=== Data excerpts ===
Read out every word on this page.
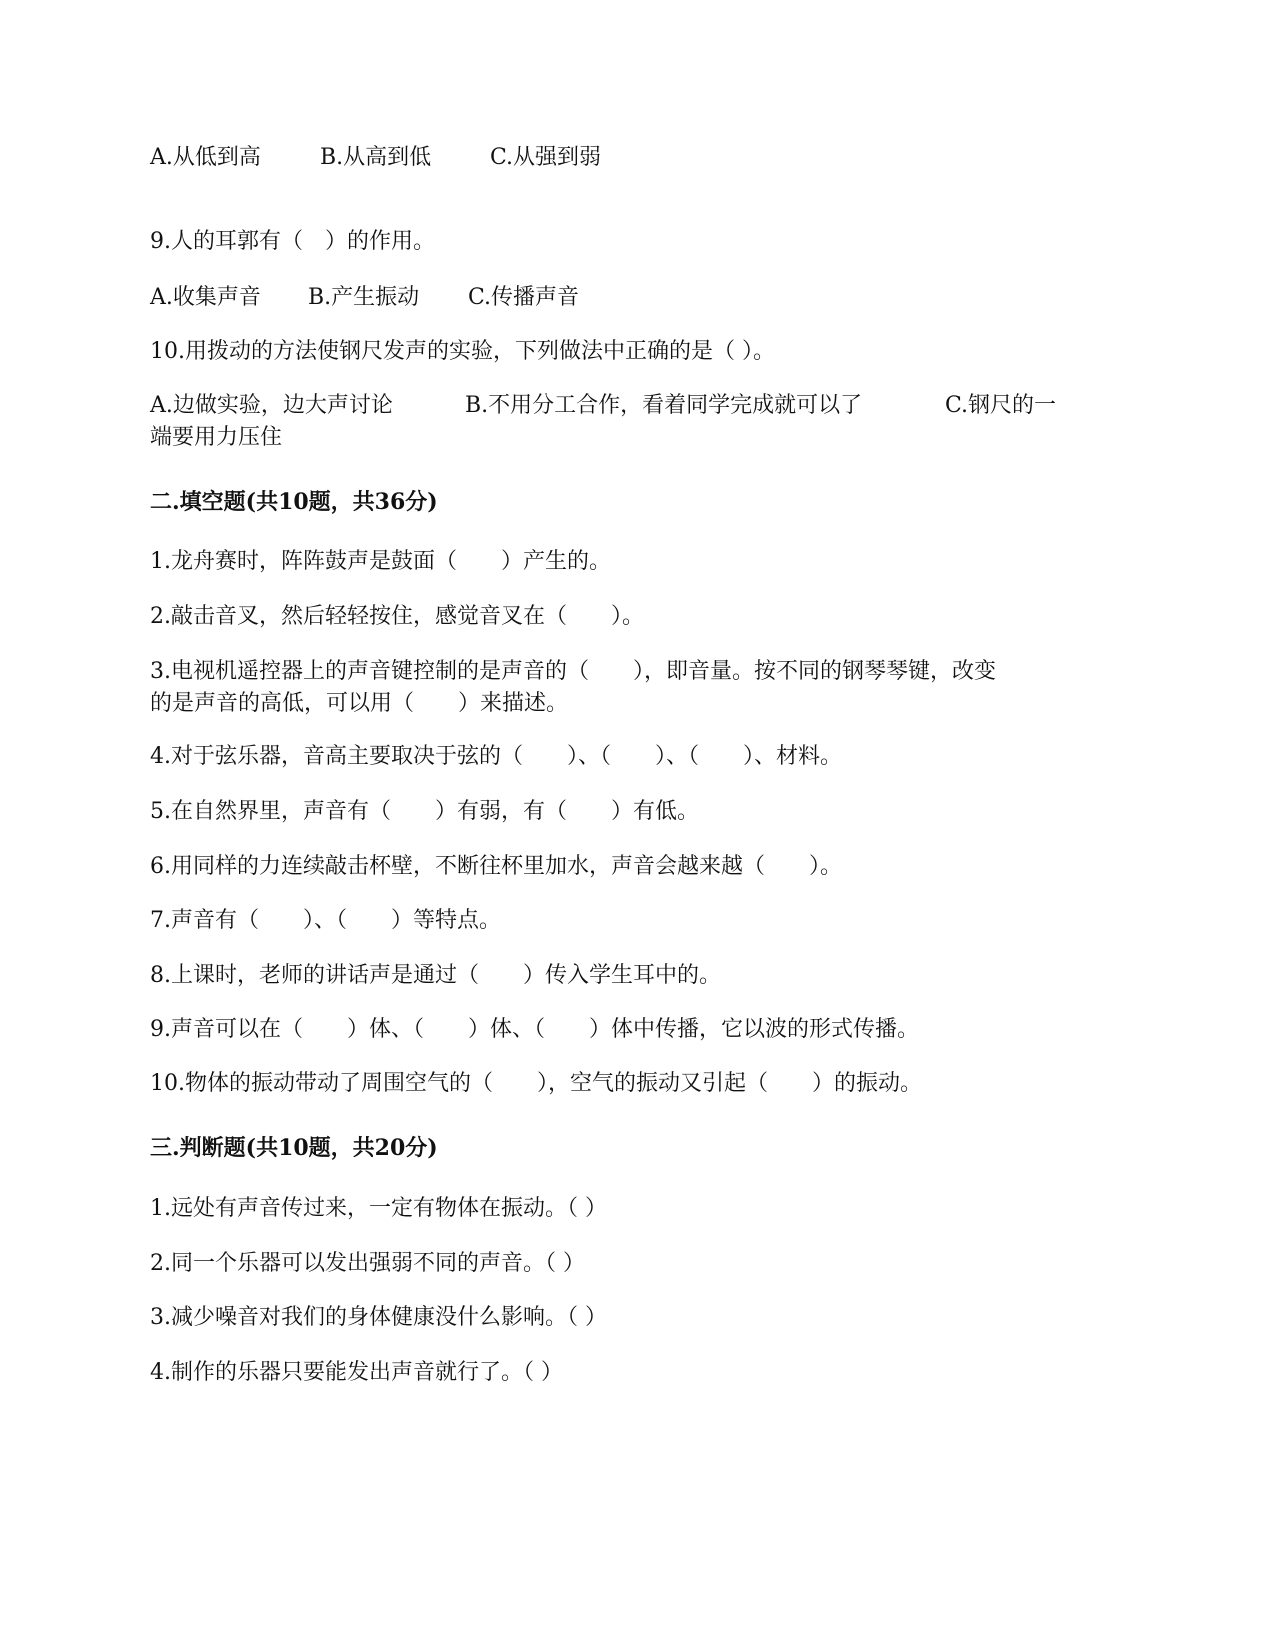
A.从低到高	B.从高到低	C.从强到弱
9.人的耳郭有（　）的作用。
A.收集声音 B.产生振动 C.传播声音
10.用拨动的方法使钢尺发声的实验，下列做法中正确的是（ ）。
A.边做实验，边大声讨论	B.不用分工合作，看着同学完成就可以了	C.钢尺的一
端要用力压住
二.填空题(共10题，共36分)
1.龙舟赛时，阵阵鼓声是鼓面（　　）产生的。
2.敲击音叉，然后轻轻按住，感觉音叉在（　　）。
3.电视机遥控器上的声音键控制的是声音的（　　），即音量。按不同的钢琴琴键，改变
的是声音的高低，可以用（　　）来描述。
4.对于弦乐器，音高主要取决于弦的（　　）、（　　）、（　　）、材料。
5.在自然界里，声音有（　　）有弱，有（　　）有低。
6.用同样的力连续敲击杯壁，不断往杯里加水，声音会越来越（　　）。
7.声音有（　　）、（　　）等特点。
8.上课时，老师的讲话声是通过（　　）传入学生耳中的。
9.声音可以在（　　）体、（　　）体、（　　）体中传播，它以波的形式传播。
10.物体的振动带动了周围空气的（　　），空气的振动又引起（　　）的振动。
三.判断题(共10题，共20分)
1.远处有声音传过来，一定有物体在振动。（ ）
2.同一个乐器可以发出强弱不同的声音。（ ）
3.减少噪音对我们的身体健康没什么影响。（ ）
4.制作的乐器只要能发出声音就行了。（ ）
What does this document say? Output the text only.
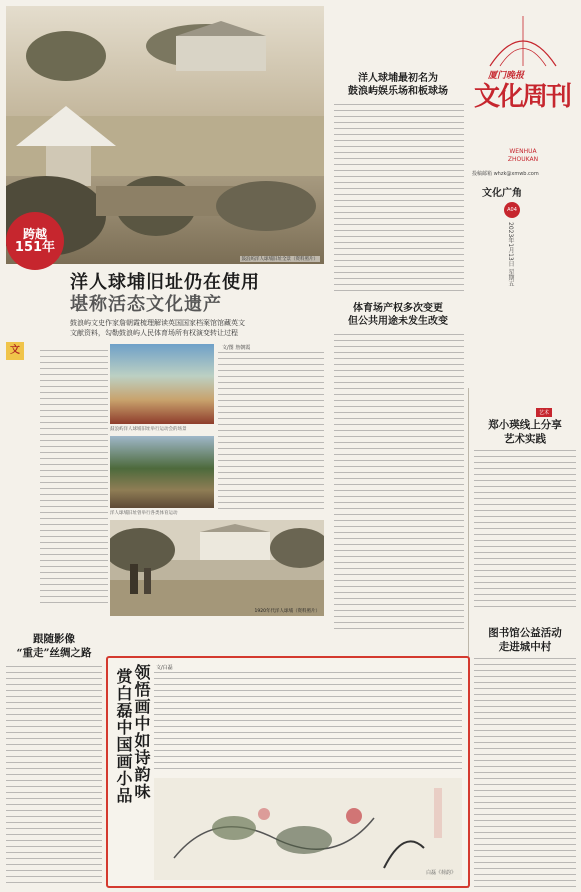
鼓浪屿洋人球埔旧址全景（资料照片）
跨越
151年
洋人球埔最初名为
鼓浪屿娱乐场和板球场
体育场产权多次变更
但公共用途未发生改变
厦门晚报
文化周刊
WENHUA ZHOUKAN
投稿邮箱 whzk@xmwb.com
文化广角
A04
2023年1月13日 星期五
洋人球埔旧址仍在使用
堪称活态文化遗产
鼓浪屿文史作家詹朝霞梳理解读英国国家档案馆馆藏英文
文献资料，勾勒鼓浪屿人民体育场所有权演变转让过程
文
鼓浪屿洋人球埔旧址举行运动会的场景
洋人球埔旧址曾举行各类体育运动
文/图 詹朝霞
1920年代洋人球埔（资料照片）
艺术
郑小瑛线上分享
艺术实践
图书馆公益活动
走进城中村
跟随影像
“重走”丝绸之路
领悟画中如诗韵味
赏白磊中国画小品	文/白磊
白磊《荷韵》
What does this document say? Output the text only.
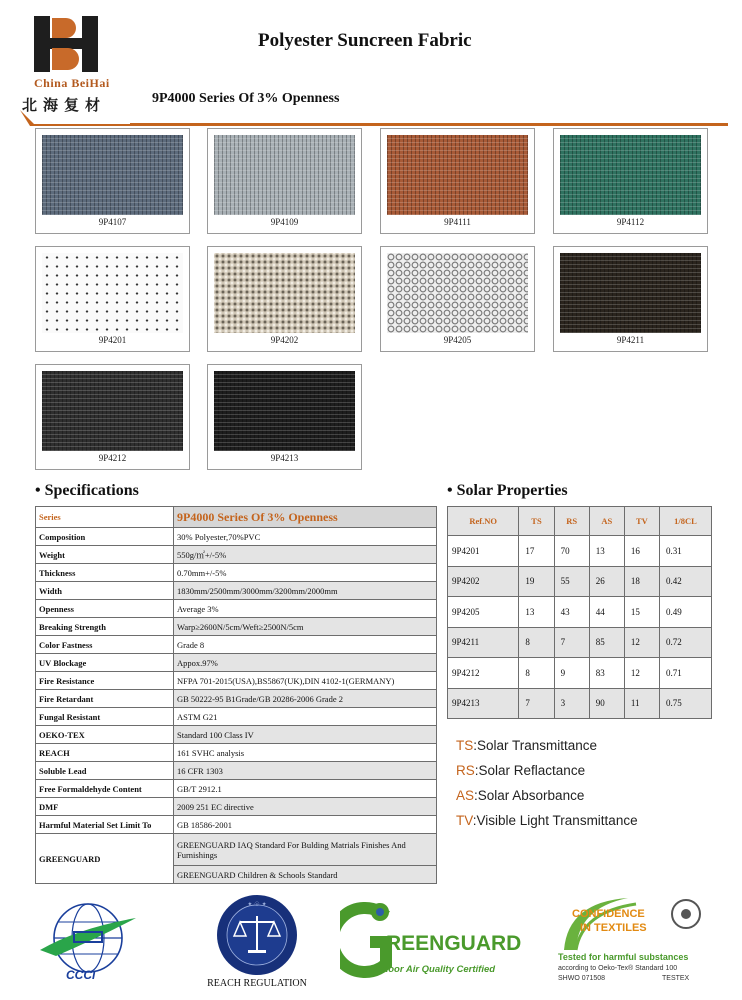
China BeiHai
北海复材
Polyester Suncreen Fabric
9P4000 Series Of 3% Openness
9P4107	9P4109	9P4111	9P4112
9P4201	9P4202	9P4205	9P4211
9P4212	9P4213
• Specifications
Series	9P4000 Series Of 3% Openness
Composition	30% Polyester,70%PVC
Weight	550g/㎡+/-5%
Thickness	0.70mm+/-5%
Width	1830mm/2500mm/3000mm/3200mm/2000mm
Openness	Average 3%
Breaking Strength	Warp≥2600N/5cm/Weft≥2500N/5cm
Color Fastness	Grade 8
UV Blockage	Appox.97%
Fire Resistance	NFPA 701-2015(USA),BS5867(UK),DIN 4102-1(GERMANY)
Fire Retardant	GB 50222-95 B1Grade/GB 20286-2006 Grade 2
Fungal Resistant	ASTM G21
OEKO-TEX	Standard 100 Class IV
REACH	161 SVHC analysis
Soluble Lead	16 CFR 1303
Free Formaldehyde Content	GB/T 2912.1
DMF	2009 251 EC directive
Harmful Material Set Limit To	GB 18586-2001
GREENGUARD	GREENGUARD IAQ Standard For Bulding Matrials Finishes And Furnishings
	GREENGUARD Children & Schools Standard
• Solar Properties
Ref.NO	TS	RS	AS	TV	1/8CL
9P4201	17	70	13	16	0.31
9P4202	19	55	26	18	0.42
9P4205	13	43	44	15	0.49
9P4211	8	7	85	12	0.72
9P4212	8	9	83	12	0.71
9P4213	7	3	90	11	0.75
TS:Solar Transmittance
RS:Solar Reflactance
AS:Solar Absorbance
TV:Visible Light Transmittance
CCCI
✦ ☉ ✦
REACH REGULATION
REENGUARD
Indoor Air Quality Certified
CONFIDENCE
IN TEXTILES
Tested for harmful substances
according to Oeko-Tex® Standard 100
SHWO 071508	TESTEX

=== WRITTEN REQUEST ===
Every line above should be returned exactly; the pictures stay out.

=== FINAL ANSWER ===
Read out every word on this page.
A.从低到高	B.从高到低	C.从强到弱
9.人的耳郭有（　）的作用。
A.收集声音 B.产生振动 C.传播声音
10.用拨动的方法使钢尺发声的实验，下列做法中正确的是（ ）。
A.边做实验，边大声讨论	B.不用分工合作，看着同学完成就可以了	C.钢尺的一
端要用力压住
二.填空题(共10题，共36分)
1.龙舟赛时，阵阵鼓声是鼓面（　　）产生的。
2.敲击音叉，然后轻轻按住，感觉音叉在（　　）。
3.电视机遥控器上的声音键控制的是声音的（　　），即音量。按不同的钢琴琴键，改变
的是声音的高低，可以用（　　）来描述。
4.对于弦乐器，音高主要取决于弦的（　　）、（　　）、（　　）、材料。
5.在自然界里，声音有（　　）有弱，有（　　）有低。
6.用同样的力连续敲击杯壁，不断往杯里加水，声音会越来越（　　）。
7.声音有（　　）、（　　）等特点。
8.上课时，老师的讲话声是通过（　　）传入学生耳中的。
9.声音可以在（　　）体、（　　）体、（　　）体中传播，它以波的形式传播。
10.物体的振动带动了周围空气的（　　），空气的振动又引起（　　）的振动。
三.判断题(共10题，共20分)
1.远处有声音传过来，一定有物体在振动。（ ）
2.同一个乐器可以发出强弱不同的声音。（ ）
3.减少噪音对我们的身体健康没什么影响。（ ）
4.制作的乐器只要能发出声音就行了。（ ）
What does this document say? Output the text only.
鼓浪屿洋人球埔旧址全景（资料照片）
跨越
151年
洋人球埔最初名为
鼓浪屿娱乐场和板球场
体育场产权多次变更
但公共用途未发生改变
厦门晚报
文化周刊
WENHUA ZHOUKAN
投稿邮箱 whzk@xmwb.com
文化广角
A04
2023年1月13日 星期五
洋人球埔旧址仍在使用
堪称活态文化遗产
鼓浪屿文史作家詹朝霞梳理解读英国国家档案馆馆藏英文
文献资料，勾勒鼓浪屿人民体育场所有权演变转让过程
文
鼓浪屿洋人球埔旧址举行运动会的场景
洋人球埔旧址曾举行各类体育运动
文/图 詹朝霞
1920年代洋人球埔（资料照片）
艺术
郑小瑛线上分享
艺术实践
图书馆公益活动
走进城中村
跟随影像
“重走”丝绸之路
领悟画中如诗韵味
赏白磊中国画小品	文/白磊
白磊《荷韵》
What does this document say? Output the text only.
China BeiHai
北海复材
Polyester Suncreen Fabric
9P4000 Series Of 3% Openness
9P4107	9P4109	9P4111	9P4112
9P4201	9P4202	9P4205	9P4211
9P4212	9P4213
• Specifications
Series	9P4000 Series Of 3% Openness
Composition	30% Polyester,70%PVC
Weight	550g/㎡+/-5%
Thickness	0.70mm+/-5%
Width	1830mm/2500mm/3000mm/3200mm/2000mm
Openness	Average 3%
Breaking Strength	Warp≥2600N/5cm/Weft≥2500N/5cm
Color Fastness	Grade 8
UV Blockage	Appox.97%
Fire Resistance	NFPA 701-2015(USA),BS5867(UK),DIN 4102-1(GERMANY)
Fire Retardant	GB 50222-95 B1Grade/GB 20286-2006 Grade 2
Fungal Resistant	ASTM G21
OEKO-TEX	Standard 100 Class IV
REACH	161 SVHC analysis
Soluble Lead	16 CFR 1303
Free Formaldehyde Content	GB/T 2912.1
DMF	2009 251 EC directive
Harmful Material Set Limit To	GB 18586-2001
GREENGUARD	GREENGUARD IAQ Standard For Bulding Matrials Finishes And Furnishings
	GREENGUARD Children & Schools Standard
• Solar Properties
Ref.NO	TS	RS	AS	TV	1/8CL
9P4201	17	70	13	16	0.31
9P4202	19	55	26	18	0.42
9P4205	13	43	44	15	0.49
9P4211	8	7	85	12	0.72
9P4212	8	9	83	12	0.71
9P4213	7	3	90	11	0.75
TS:Solar Transmittance
RS:Solar Reflactance
AS:Solar Absorbance
TV:Visible Light Transmittance
CCCI
✦ ☉ ✦
REACH REGULATION
REENGUARD
Indoor Air Quality Certified
CONFIDENCE
IN TEXTILES
Tested for harmful substances
according to Oeko-Tex® Standard 100
SHWO 071508	TESTEX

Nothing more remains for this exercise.